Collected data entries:

------------------------

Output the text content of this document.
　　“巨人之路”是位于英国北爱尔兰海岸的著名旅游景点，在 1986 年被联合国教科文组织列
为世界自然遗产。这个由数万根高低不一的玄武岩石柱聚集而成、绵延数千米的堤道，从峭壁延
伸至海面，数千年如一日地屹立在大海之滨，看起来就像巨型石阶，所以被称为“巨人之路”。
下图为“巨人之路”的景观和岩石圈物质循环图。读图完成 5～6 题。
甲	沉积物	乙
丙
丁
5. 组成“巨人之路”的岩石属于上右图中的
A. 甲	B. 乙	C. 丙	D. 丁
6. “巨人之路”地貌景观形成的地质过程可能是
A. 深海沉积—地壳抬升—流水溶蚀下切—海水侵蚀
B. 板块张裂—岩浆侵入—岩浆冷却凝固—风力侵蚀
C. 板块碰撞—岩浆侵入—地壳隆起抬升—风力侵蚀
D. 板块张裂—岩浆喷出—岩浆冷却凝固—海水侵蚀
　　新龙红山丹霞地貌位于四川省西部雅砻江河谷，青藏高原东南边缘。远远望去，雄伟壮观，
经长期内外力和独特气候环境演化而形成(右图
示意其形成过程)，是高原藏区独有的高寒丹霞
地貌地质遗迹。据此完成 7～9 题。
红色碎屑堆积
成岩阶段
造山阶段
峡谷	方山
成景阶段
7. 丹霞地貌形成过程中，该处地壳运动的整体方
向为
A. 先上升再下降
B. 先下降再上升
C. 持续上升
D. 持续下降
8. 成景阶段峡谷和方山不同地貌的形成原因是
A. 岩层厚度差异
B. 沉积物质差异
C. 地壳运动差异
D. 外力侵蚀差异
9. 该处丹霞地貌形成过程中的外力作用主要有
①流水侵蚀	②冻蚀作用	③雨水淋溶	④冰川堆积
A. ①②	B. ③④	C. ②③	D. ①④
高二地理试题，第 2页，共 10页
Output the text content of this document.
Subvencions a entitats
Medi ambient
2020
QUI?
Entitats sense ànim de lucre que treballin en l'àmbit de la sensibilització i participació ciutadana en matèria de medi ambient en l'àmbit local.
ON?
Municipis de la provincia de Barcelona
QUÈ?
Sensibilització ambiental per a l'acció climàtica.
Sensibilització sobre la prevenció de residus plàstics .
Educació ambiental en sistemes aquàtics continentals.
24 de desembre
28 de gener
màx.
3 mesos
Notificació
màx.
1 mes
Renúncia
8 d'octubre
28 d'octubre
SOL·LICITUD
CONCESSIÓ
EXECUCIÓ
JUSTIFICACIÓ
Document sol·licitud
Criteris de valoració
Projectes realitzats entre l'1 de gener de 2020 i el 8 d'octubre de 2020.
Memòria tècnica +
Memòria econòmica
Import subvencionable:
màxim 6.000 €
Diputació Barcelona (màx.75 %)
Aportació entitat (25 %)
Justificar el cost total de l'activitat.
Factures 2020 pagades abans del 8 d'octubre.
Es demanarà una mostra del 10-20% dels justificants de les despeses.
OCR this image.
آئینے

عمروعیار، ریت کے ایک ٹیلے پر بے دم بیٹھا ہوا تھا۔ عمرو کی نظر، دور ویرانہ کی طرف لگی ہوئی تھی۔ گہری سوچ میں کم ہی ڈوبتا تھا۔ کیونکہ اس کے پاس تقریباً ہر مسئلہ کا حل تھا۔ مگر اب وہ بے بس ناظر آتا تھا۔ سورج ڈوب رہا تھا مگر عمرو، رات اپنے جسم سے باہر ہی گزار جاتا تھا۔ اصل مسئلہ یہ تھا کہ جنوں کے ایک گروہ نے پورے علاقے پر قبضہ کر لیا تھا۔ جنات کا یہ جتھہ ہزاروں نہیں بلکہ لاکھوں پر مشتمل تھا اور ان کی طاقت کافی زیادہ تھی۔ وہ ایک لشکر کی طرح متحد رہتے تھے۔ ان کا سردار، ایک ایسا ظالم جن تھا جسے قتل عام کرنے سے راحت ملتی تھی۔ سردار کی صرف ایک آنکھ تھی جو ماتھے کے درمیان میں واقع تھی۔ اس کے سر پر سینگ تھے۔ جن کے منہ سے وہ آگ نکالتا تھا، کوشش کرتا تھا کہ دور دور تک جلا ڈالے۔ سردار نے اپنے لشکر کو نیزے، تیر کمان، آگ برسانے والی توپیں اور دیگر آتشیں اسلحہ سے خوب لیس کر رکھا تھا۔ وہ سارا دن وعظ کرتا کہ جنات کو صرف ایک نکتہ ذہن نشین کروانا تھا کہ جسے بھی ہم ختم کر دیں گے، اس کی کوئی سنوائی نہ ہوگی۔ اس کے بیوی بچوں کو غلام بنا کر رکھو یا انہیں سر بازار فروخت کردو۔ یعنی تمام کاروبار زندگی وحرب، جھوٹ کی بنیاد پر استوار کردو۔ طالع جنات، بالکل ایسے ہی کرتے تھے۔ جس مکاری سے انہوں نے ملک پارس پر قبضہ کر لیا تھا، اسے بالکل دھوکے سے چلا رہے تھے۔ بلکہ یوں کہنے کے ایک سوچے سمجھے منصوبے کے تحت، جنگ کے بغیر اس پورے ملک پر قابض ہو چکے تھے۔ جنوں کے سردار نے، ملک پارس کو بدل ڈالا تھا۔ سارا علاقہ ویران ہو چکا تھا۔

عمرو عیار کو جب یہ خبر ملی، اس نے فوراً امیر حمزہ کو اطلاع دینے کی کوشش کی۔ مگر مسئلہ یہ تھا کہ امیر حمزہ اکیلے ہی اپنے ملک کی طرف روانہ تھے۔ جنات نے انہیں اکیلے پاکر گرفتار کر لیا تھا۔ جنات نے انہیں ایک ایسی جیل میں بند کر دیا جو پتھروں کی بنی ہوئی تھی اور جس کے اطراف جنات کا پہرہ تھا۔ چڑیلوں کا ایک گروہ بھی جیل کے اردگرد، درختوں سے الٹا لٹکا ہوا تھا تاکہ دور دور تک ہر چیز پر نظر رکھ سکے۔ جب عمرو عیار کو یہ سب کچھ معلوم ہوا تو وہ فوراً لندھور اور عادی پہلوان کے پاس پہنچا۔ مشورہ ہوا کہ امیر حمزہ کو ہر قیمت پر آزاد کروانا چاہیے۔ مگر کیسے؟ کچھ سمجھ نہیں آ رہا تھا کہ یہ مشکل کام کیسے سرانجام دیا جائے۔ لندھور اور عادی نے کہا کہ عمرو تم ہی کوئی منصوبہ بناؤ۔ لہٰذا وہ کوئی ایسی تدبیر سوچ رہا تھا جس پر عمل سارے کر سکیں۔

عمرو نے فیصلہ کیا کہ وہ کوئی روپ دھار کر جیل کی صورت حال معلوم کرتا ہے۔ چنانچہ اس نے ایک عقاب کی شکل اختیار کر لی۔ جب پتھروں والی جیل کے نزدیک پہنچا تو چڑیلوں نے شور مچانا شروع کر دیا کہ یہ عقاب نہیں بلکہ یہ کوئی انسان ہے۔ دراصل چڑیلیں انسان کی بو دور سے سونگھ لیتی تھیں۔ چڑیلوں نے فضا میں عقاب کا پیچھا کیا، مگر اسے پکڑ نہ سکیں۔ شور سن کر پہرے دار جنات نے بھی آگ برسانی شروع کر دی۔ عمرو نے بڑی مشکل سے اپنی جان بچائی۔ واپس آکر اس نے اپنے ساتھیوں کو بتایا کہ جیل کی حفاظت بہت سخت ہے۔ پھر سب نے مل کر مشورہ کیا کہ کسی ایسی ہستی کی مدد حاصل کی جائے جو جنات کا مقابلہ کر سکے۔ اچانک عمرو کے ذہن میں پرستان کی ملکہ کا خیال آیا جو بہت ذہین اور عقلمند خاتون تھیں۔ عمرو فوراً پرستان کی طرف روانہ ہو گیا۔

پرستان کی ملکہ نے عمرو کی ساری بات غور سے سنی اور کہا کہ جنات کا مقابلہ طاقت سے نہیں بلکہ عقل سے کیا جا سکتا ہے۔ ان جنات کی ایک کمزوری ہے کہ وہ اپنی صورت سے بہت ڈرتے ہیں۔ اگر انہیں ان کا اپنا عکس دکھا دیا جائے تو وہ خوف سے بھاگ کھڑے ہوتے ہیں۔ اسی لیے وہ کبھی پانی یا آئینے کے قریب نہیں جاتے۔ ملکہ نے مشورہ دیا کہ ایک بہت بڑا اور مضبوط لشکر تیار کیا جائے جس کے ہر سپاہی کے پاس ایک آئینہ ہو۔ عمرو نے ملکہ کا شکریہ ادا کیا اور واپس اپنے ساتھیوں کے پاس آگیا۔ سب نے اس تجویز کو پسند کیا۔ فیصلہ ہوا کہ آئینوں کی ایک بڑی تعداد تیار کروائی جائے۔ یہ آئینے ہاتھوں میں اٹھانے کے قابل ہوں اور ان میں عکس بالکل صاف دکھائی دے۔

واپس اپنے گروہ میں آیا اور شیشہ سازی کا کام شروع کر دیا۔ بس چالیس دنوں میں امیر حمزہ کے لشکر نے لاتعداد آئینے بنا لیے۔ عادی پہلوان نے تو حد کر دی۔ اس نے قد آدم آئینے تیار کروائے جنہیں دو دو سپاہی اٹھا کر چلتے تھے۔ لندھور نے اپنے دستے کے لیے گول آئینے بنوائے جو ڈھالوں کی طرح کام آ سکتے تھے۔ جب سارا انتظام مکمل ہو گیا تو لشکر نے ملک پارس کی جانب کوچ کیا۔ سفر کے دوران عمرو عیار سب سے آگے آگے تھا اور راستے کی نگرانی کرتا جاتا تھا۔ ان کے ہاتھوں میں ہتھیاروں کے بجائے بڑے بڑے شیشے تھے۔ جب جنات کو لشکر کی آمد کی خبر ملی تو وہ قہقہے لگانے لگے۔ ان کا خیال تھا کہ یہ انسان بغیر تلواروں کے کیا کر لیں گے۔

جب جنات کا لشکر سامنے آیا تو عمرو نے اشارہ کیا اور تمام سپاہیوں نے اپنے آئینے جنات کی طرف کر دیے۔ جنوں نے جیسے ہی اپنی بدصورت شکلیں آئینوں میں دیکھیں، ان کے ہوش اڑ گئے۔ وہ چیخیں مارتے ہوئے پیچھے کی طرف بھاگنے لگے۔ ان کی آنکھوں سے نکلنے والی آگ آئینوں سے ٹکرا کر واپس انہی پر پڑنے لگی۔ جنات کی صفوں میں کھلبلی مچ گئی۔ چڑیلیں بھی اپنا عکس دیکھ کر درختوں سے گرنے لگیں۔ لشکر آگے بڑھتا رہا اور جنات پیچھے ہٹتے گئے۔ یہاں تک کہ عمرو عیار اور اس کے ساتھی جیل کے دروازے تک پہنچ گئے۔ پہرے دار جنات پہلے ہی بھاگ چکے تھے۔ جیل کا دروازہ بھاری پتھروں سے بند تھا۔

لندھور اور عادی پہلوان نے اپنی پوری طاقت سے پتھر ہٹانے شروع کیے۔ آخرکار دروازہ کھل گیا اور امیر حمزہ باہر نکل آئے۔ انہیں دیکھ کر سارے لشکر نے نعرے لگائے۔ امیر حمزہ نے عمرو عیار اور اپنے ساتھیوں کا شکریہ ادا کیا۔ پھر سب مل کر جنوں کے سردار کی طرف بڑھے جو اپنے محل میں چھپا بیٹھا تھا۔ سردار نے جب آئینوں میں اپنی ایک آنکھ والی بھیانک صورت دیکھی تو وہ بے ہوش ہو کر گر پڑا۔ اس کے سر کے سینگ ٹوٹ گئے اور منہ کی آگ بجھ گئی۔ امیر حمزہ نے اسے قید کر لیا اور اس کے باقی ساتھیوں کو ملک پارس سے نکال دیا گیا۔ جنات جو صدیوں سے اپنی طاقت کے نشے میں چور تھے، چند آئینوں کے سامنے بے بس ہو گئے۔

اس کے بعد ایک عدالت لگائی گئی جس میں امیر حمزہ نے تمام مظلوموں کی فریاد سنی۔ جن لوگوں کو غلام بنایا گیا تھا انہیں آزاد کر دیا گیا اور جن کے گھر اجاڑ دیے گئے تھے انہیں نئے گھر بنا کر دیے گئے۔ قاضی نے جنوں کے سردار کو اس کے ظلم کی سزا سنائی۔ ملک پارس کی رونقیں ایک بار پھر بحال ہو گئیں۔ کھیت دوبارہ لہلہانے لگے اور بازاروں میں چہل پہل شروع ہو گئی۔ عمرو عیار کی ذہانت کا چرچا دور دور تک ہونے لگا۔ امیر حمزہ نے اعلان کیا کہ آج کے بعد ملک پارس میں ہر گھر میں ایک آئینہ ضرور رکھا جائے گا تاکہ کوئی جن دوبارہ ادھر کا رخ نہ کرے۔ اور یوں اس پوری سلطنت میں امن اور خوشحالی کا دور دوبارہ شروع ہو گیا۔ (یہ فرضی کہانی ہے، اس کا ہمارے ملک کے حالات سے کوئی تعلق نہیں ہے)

------------------------

Task instructions
Look through the material and copy each line that has "سارے".

Expected output
عمرو عیار کو جب یہ خبر ملی، اس نے فوراً امیر حمزہ کو اطلاع دینے کی کوشش کی۔ مگر مسئلہ یہ تھا کہ امیر حمزہ اکیلے ہی اپنے ملک کی طرف روانہ تھے۔ جنات نے انہیں اکیلے پاکر گرفتار کر لیا تھا۔ جنات نے انہیں ایک ایسی جیل میں بند کر دیا جو پتھروں کی بنی ہوئی تھی اور جس کے اطراف جنات کا پہرہ تھا۔ چڑیلوں کا ایک گروہ بھی جیل کے اردگرد، درختوں سے الٹا لٹکا ہوا تھا تاکہ دور دور تک ہر چیز پر نظر رکھ سکے۔ جب عمرو عیار کو یہ سب کچھ معلوم ہوا تو وہ فوراً لندھور اور عادی پہلوان کے پاس پہنچا۔ مشورہ ہوا کہ امیر حمزہ کو ہر قیمت پر آزاد کروانا چاہیے۔ مگر کیسے؟ کچھ سمجھ نہیں آ رہا تھا کہ یہ مشکل کام کیسے سرانجام دیا جائے۔ لندھور اور عادی نے کہا کہ عمرو تم ہی کوئی منصوبہ بناؤ۔ لہٰذا وہ کوئی ایسی تدبیر سوچ رہا تھا جس پر عمل سارے کر سکیں۔
لندھور اور عادی پہلوان نے اپنی پوری طاقت سے پتھر ہٹانے شروع کیے۔ آخرکار دروازہ کھل گیا اور امیر حمزہ باہر نکل آئے۔ انہیں دیکھ کر سارے لشکر نے نعرے لگائے۔ امیر حمزہ نے عمرو عیار اور اپنے ساتھیوں کا شکریہ ادا کیا۔ پھر سب مل کر جنوں کے سردار کی طرف بڑھے جو اپنے محل میں چھپا بیٹھا تھا۔ سردار نے جب آئینوں میں اپنی ایک آنکھ والی بھیانک صورت دیکھی تو وہ بے ہوش ہو کر گر پڑا۔ اس کے سر کے سینگ ٹوٹ گئے اور منہ کی آگ بجھ گئی۔ امیر حمزہ نے اسے قید کر لیا اور اس کے باقی ساتھیوں کو ملک پارس سے نکال دیا گیا۔ جنات جو صدیوں سے اپنی طاقت کے نشے میں چور تھے، چند آئینوں کے سامنے بے بس ہو گئے۔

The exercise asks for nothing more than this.